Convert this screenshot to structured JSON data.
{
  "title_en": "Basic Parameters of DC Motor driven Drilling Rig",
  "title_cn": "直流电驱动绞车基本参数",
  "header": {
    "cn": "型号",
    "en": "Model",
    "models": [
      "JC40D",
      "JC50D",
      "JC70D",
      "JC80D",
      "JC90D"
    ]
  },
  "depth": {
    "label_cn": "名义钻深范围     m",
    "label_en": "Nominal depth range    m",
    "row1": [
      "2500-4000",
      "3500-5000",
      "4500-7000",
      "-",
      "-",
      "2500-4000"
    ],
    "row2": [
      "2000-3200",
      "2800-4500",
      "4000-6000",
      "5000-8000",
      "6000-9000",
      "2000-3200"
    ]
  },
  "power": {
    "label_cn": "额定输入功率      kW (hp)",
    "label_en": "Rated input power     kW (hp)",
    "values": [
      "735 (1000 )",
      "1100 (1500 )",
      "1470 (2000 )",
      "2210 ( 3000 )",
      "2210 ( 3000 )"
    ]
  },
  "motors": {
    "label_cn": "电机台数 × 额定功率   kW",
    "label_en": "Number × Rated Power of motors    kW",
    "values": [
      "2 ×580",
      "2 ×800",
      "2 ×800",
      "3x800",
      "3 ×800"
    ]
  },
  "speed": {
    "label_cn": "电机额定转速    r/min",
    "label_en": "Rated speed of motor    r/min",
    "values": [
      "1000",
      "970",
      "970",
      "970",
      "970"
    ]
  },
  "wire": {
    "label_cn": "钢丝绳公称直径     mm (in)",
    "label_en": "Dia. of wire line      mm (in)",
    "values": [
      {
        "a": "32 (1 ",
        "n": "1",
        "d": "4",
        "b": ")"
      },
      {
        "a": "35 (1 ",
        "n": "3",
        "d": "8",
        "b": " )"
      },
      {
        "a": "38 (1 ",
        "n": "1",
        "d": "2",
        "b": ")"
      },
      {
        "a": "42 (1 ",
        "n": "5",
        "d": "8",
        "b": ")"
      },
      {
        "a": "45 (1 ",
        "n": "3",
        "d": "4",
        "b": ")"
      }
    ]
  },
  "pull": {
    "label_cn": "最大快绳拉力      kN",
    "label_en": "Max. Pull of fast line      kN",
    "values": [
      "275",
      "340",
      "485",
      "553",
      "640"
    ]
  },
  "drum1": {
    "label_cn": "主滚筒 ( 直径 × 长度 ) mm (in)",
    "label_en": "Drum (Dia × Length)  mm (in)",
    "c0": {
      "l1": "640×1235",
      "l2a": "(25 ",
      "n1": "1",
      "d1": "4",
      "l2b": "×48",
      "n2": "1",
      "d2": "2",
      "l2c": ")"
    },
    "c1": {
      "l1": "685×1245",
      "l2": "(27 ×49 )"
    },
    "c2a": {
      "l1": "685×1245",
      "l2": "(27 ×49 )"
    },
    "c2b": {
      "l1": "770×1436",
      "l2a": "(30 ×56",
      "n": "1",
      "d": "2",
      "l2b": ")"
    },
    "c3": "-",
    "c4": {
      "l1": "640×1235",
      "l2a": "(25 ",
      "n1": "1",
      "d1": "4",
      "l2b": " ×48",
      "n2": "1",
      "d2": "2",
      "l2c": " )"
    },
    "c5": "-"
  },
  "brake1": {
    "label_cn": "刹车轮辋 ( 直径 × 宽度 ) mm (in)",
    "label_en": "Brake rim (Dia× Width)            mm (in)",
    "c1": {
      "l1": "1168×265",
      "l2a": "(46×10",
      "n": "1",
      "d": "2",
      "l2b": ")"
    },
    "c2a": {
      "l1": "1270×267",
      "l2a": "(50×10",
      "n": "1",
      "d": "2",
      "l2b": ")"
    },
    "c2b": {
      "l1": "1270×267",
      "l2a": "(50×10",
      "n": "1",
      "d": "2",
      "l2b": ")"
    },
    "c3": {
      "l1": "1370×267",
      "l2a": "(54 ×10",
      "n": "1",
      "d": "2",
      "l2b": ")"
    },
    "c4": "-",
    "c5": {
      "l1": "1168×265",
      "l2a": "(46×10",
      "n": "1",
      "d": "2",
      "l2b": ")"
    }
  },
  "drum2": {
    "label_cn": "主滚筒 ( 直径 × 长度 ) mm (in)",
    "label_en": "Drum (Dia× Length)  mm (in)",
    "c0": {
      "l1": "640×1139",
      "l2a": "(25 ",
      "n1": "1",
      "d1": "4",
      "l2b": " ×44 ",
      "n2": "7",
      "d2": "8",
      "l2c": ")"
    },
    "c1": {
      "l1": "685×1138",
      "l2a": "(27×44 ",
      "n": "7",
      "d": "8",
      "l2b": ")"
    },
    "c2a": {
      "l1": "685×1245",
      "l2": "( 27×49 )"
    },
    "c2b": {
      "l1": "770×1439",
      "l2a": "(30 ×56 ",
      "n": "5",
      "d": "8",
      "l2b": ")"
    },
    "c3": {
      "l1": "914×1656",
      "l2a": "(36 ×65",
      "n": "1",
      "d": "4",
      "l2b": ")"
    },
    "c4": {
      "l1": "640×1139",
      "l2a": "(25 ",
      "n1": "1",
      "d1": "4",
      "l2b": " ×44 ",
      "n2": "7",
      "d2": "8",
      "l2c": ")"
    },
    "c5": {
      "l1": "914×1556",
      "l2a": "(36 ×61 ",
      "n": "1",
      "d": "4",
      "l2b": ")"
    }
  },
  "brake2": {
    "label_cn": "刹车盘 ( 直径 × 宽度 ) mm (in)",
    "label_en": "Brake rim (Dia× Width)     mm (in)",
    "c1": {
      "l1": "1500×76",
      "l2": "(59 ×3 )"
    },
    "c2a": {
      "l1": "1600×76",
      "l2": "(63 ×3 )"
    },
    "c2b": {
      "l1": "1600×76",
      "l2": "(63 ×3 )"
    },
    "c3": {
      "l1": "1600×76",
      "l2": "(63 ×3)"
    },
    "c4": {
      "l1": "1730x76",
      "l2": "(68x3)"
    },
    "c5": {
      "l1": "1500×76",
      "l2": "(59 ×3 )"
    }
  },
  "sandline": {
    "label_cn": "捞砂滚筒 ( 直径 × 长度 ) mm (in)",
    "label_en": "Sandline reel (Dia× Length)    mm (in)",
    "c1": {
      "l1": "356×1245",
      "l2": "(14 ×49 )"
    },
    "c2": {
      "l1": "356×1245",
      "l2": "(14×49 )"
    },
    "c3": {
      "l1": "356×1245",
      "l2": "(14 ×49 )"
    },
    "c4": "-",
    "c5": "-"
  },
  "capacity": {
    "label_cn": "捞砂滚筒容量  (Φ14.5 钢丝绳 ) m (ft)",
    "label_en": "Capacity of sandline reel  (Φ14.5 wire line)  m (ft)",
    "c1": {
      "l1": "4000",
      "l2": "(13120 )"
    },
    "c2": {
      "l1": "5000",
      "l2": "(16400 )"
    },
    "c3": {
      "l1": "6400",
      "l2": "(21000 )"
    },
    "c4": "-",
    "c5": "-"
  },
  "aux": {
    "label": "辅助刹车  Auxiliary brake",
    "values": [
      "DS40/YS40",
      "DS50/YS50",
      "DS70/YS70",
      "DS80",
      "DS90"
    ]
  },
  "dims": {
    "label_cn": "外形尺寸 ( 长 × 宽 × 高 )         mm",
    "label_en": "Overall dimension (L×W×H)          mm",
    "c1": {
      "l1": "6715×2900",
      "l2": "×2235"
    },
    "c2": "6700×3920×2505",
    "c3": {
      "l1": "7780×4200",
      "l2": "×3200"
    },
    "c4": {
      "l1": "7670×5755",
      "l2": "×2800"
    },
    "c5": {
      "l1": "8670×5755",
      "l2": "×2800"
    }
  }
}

--*--

Each record above must be given again exactly.

Convert this screenshot to structured JSON data.
{
  "title_en": "Basic Parameters of DC Motor driven Drilling Rig",
  "title_cn": "直流电驱动绞车基本参数",
  "header": {
    "cn": "型号",
    "en": "Model",
    "models": [
      "JC40D",
      "JC50D",
      "JC70D",
      "JC80D",
      "JC90D"
    ]
  },
  "depth": {
    "label_cn": "名义钻深范围     m",
    "label_en": "Nominal depth range    m",
    "row1": [
      "2500-4000",
      "3500-5000",
      "4500-7000",
      "-",
      "-",
      "2500-4000"
    ],
    "row2": [
      "2000-3200",
      "2800-4500",
      "4000-6000",
      "5000-8000",
      "6000-9000",
      "2000-3200"
    ]
  },
  "power": {
    "label_cn": "额定输入功率      kW (hp)",
    "label_en": "Rated input power     kW (hp)",
    "values": [
      "735 (1000 )",
      "1100 (1500 )",
      "1470 (2000 )",
      "2210 ( 3000 )",
      "2210 ( 3000 )"
    ]
  },
  "motors": {
    "label_cn": "电机台数 × 额定功率   kW",
    "label_en": "Number × Rated Power of motors    kW",
    "values": [
      "2 ×580",
      "2 ×800",
      "2 ×800",
      "3x800",
      "3 ×800"
    ]
  },
  "speed": {
    "label_cn": "电机额定转速    r/min",
    "label_en": "Rated speed of motor    r/min",
    "values": [
      "1000",
      "970",
      "970",
      "970",
      "970"
    ]
  },
  "wire": {
    "label_cn": "钢丝绳公称直径     mm (in)",
    "label_en": "Dia. of wire line      mm (in)",
    "values": [
      {
        "a": "32 (1 ",
        "n": "1",
        "d": "4",
        "b": ")"
      },
      {
        "a": "35 (1 ",
        "n": "3",
        "d": "8",
        "b": " )"
      },
      {
        "a": "38 (1 ",
        "n": "1",
        "d": "2",
        "b": ")"
      },
      {
        "a": "42 (1 ",
        "n": "5",
        "d": "8",
        "b": ")"
      },
      {
        "a": "45 (1 ",
        "n": "3",
        "d": "4",
        "b": ")"
      }
    ]
  },
  "pull": {
    "label_cn": "最大快绳拉力      kN",
    "label_en": "Max. Pull of fast line      kN",
    "values": [
      "275",
      "340",
      "485",
      "553",
      "640"
    ]
  },
  "drum1": {
    "label_cn": "主滚筒 ( 直径 × 长度 ) mm (in)",
    "label_en": "Drum (Dia × Length)  mm (in)",
    "c0": {
      "l1": "640×1235",
      "l2a": "(25 ",
      "n1": "1",
      "d1": "4",
      "l2b": "×48",
      "n2": "1",
      "d2": "2",
      "l2c": ")"
    },
    "c1": {
      "l1": "685×1245",
      "l2": "(27 ×49 )"
    },
    "c2a": {
      "l1": "685×1245",
      "l2": "(27 ×49 )"
    },
    "c2b": {
      "l1": "770×1436",
      "l2a": "(30 ×56",
      "n": "1",
      "d": "2",
      "l2b": ")"
    },
    "c3": "-",
    "c4": {
      "l1": "640×1235",
      "l2a": "(25 ",
      "n1": "1",
      "d1": "4",
      "l2b": " ×48",
      "n2": "1",
      "d2": "2",
      "l2c": " )"
    },
    "c5": "-"
  },
  "brake1": {
    "label_cn": "刹车轮辋 ( 直径 × 宽度 ) mm (in)",
    "label_en": "Brake rim (Dia× Width)            mm (in)",
    "c1": {
      "l1": "1168×265",
      "l2a": "(46×10",
      "n": "1",
      "d": "2",
      "l2b": ")"
    },
    "c2a": {
      "l1": "1270×267",
      "l2a": "(50×10",
      "n": "1",
      "d": "2",
      "l2b": ")"
    },
    "c2b": {
      "l1": "1270×267",
      "l2a": "(50×10",
      "n": "1",
      "d": "2",
      "l2b": ")"
    },
    "c3": {
      "l1": "1370×267",
      "l2a": "(54 ×10",
      "n": "1",
      "d": "2",
      "l2b": ")"
    },
    "c4": "-",
    "c5": {
      "l1": "1168×265",
      "l2a": "(46×10",
      "n": "1",
      "d": "2",
      "l2b": ")"
    }
  },
  "drum2": {
    "label_cn": "主滚筒 ( 直径 × 长度 ) mm (in)",
    "label_en": "Drum (Dia× Length)  mm (in)",
    "c0": {
      "l1": "640×1139",
      "l2a": "(25 ",
      "n1": "1",
      "d1": "4",
      "l2b": " ×44 ",
      "n2": "7",
      "d2": "8",
      "l2c": ")"
    },
    "c1": {
      "l1": "685×1138",
      "l2a": "(27×44 ",
      "n": "7",
      "d": "8",
      "l2b": ")"
    },
    "c2a": {
      "l1": "685×1245",
      "l2": "( 27×49 )"
    },
    "c2b": {
      "l1": "770×1439",
      "l2a": "(30 ×56 ",
      "n": "5",
      "d": "8",
      "l2b": ")"
    },
    "c3": {
      "l1": "914×1656",
      "l2a": "(36 ×65",
      "n": "1",
      "d": "4",
      "l2b": ")"
    },
    "c4": {
      "l1": "640×1139",
      "l2a": "(25 ",
      "n1": "1",
      "d1": "4",
      "l2b": " ×44 ",
      "n2": "7",
      "d2": "8",
      "l2c": ")"
    },
    "c5": {
      "l1": "914×1556",
      "l2a": "(36 ×61 ",
      "n": "1",
      "d": "4",
      "l2b": ")"
    }
  },
  "brake2": {
    "label_cn": "刹车盘 ( 直径 × 宽度 ) mm (in)",
    "label_en": "Brake rim (Dia× Width)     mm (in)",
    "c1": {
      "l1": "1500×76",
      "l2": "(59 ×3 )"
    },
    "c2a": {
      "l1": "1600×76",
      "l2": "(63 ×3 )"
    },
    "c2b": {
      "l1": "1600×76",
      "l2": "(63 ×3 )"
    },
    "c3": {
      "l1": "1600×76",
      "l2": "(63 ×3)"
    },
    "c4": {
      "l1": "1730x76",
      "l2": "(68x3)"
    },
    "c5": {
      "l1": "1500×76",
      "l2": "(59 ×3 )"
    }
  },
  "sandline": {
    "label_cn": "捞砂滚筒 ( 直径 × 长度 ) mm (in)",
    "label_en": "Sandline reel (Dia× Length)    mm (in)",
    "c1": {
      "l1": "356×1245",
      "l2": "(14 ×49 )"
    },
    "c2": {
      "l1": "356×1245",
      "l2": "(14×49 )"
    },
    "c3": {
      "l1": "356×1245",
      "l2": "(14 ×49 )"
    },
    "c4": "-",
    "c5": "-"
  },
  "capacity": {
    "label_cn": "捞砂滚筒容量  (Φ14.5 钢丝绳 ) m (ft)",
    "label_en": "Capacity of sandline reel  (Φ14.5 wire line)  m (ft)",
    "c1": {
      "l1": "4000",
      "l2": "(13120 )"
    },
    "c2": {
      "l1": "5000",
      "l2": "(16400 )"
    },
    "c3": {
      "l1": "6400",
      "l2": "(21000 )"
    },
    "c4": "-",
    "c5": "-"
  },
  "aux": {
    "label": "辅助刹车  Auxiliary brake",
    "values": [
      "DS40/YS40",
      "DS50/YS50",
      "DS70/YS70",
      "DS80",
      "DS90"
    ]
  },
  "dims": {
    "label_cn": "外形尺寸 ( 长 × 宽 × 高 )         mm",
    "label_en": "Overall dimension (L×W×H)          mm",
    "c1": {
      "l1": "6715×2900",
      "l2": "×2235"
    },
    "c2": "6700×3920×2505",
    "c3": {
      "l1": "7780×4200",
      "l2": "×3200"
    },
    "c4": {
      "l1": "7670×5755",
      "l2": "×2800"
    },
    "c5": {
      "l1": "8670×5755",
      "l2": "×2800"
    }
  }
}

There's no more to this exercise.